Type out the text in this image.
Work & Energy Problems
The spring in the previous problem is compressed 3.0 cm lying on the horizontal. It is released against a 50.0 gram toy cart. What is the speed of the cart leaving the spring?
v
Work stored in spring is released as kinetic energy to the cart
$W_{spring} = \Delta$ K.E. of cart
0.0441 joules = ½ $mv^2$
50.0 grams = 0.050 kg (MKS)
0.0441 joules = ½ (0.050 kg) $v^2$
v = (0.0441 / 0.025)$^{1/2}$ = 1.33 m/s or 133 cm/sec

### Exercise instructions
Output all preceding records character for character.

### Solution to this task
Type out the text in this image.
Work & Energy Problems
The spring in the previous problem is compressed 3.0 cm lying on the horizontal. It is released against a 50.0 gram toy cart. What is the speed of the cart leaving the spring?
v
Work stored in spring is released as kinetic energy to the cart
$W_{spring} = \Delta$ K.E. of cart
0.0441 joules = ½ $mv^2$
50.0 grams = 0.050 kg (MKS)
0.0441 joules = ½ (0.050 kg) $v^2$
v = (0.0441 / 0.025)$^{1/2}$ = 1.33 m/s or 133 cm/sec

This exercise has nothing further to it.